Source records

---+---

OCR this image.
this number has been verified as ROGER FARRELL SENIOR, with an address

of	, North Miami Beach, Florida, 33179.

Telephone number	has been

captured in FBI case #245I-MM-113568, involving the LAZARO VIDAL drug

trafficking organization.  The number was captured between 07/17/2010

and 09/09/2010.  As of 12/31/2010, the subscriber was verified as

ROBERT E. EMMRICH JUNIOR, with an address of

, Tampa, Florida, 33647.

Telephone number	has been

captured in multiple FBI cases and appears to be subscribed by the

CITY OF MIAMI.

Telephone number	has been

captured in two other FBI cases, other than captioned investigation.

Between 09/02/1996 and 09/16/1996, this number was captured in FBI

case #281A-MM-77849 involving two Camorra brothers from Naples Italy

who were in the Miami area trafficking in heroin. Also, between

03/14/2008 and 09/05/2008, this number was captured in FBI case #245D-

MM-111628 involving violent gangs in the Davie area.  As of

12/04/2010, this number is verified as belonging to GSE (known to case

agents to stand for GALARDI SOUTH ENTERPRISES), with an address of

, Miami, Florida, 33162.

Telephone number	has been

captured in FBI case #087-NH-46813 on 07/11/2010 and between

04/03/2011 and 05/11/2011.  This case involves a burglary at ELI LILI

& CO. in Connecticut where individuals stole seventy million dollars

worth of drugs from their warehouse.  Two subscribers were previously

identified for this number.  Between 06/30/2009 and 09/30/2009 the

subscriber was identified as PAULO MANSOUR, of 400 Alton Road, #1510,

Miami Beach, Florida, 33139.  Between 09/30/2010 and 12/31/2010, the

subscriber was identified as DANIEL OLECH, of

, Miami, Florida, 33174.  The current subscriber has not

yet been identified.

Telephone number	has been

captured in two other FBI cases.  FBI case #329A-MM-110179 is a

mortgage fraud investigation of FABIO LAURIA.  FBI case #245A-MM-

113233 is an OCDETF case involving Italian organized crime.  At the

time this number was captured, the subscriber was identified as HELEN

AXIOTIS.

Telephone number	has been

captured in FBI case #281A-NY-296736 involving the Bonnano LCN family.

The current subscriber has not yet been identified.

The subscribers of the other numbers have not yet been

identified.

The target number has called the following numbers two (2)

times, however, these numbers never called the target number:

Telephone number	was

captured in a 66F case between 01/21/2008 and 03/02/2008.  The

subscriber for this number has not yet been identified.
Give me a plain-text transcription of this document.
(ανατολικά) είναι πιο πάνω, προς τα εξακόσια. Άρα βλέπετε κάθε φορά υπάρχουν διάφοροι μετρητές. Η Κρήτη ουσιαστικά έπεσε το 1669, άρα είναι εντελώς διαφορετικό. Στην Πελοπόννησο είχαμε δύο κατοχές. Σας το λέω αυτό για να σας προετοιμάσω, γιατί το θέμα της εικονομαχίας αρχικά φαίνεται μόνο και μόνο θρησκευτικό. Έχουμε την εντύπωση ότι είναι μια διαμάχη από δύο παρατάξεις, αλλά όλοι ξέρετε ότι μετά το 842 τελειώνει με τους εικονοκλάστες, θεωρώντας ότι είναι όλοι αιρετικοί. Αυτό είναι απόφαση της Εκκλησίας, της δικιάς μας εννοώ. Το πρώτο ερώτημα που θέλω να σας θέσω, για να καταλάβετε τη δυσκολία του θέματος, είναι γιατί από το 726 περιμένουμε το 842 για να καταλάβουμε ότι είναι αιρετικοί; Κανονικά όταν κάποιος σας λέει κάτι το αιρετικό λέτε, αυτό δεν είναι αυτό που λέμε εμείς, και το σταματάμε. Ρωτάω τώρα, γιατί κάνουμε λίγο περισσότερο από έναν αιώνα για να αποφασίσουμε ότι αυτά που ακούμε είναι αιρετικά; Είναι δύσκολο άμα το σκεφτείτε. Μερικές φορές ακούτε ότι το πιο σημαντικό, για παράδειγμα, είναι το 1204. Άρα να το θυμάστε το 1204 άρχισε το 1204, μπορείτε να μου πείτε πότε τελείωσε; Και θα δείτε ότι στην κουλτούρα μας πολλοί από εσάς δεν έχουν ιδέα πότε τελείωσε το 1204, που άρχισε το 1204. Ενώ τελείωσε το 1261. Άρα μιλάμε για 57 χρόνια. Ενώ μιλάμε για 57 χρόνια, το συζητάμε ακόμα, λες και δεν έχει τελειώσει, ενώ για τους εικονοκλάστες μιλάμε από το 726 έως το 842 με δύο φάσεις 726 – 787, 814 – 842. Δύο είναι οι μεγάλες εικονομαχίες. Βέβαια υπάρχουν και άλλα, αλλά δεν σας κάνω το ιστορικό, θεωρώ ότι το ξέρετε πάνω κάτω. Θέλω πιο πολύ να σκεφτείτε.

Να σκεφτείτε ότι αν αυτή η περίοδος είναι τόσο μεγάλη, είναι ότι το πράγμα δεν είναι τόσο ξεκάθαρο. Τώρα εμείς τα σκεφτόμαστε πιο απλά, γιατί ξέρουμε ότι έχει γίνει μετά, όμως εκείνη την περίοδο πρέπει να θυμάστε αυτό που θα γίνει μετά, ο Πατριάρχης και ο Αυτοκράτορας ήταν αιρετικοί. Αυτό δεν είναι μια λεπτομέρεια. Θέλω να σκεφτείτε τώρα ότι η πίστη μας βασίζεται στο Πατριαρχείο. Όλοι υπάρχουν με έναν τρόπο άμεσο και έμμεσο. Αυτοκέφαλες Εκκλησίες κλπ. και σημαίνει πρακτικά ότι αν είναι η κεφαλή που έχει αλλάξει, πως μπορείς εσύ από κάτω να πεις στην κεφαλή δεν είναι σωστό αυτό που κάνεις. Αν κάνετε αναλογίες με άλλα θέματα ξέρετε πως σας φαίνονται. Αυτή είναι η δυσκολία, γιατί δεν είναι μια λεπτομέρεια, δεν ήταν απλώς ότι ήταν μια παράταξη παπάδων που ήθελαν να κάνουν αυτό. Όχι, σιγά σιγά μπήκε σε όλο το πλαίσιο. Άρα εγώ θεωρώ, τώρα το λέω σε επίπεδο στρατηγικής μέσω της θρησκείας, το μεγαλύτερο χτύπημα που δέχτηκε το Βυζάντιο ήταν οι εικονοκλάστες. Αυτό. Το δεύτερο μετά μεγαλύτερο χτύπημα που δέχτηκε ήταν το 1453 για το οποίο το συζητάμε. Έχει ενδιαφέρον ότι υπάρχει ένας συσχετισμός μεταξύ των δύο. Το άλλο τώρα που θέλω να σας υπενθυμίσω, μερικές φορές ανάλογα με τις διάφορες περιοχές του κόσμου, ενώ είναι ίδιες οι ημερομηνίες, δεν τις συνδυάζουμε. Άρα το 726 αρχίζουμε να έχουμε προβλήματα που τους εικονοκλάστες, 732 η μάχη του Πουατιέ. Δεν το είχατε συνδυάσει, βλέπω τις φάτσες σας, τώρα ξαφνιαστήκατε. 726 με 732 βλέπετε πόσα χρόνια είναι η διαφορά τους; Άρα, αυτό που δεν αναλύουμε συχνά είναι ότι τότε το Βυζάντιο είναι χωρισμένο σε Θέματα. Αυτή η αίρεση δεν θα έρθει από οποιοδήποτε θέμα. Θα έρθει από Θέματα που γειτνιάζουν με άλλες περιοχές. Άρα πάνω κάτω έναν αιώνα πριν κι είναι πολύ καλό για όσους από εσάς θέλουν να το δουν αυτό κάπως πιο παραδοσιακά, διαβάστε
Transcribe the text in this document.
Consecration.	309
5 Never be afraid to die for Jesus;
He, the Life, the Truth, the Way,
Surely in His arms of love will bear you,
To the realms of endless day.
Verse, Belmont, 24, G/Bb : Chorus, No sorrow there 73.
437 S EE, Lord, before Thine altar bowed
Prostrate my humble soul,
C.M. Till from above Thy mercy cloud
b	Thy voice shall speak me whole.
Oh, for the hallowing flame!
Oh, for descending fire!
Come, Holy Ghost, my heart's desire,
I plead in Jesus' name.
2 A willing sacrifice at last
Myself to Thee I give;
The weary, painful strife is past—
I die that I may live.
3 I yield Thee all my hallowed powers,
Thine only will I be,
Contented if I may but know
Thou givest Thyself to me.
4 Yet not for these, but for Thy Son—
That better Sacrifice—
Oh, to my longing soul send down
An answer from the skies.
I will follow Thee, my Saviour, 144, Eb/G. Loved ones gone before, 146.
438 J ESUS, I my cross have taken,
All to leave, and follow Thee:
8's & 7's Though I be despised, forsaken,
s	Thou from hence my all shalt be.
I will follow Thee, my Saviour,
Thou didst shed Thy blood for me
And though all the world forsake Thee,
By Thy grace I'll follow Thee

---+---

What you will do: Scan the material for lines with the word "called", and copy each line you find.

Answer to this exercise:
The target number has called the following numbers two (2)
times, however, these numbers never called the target number:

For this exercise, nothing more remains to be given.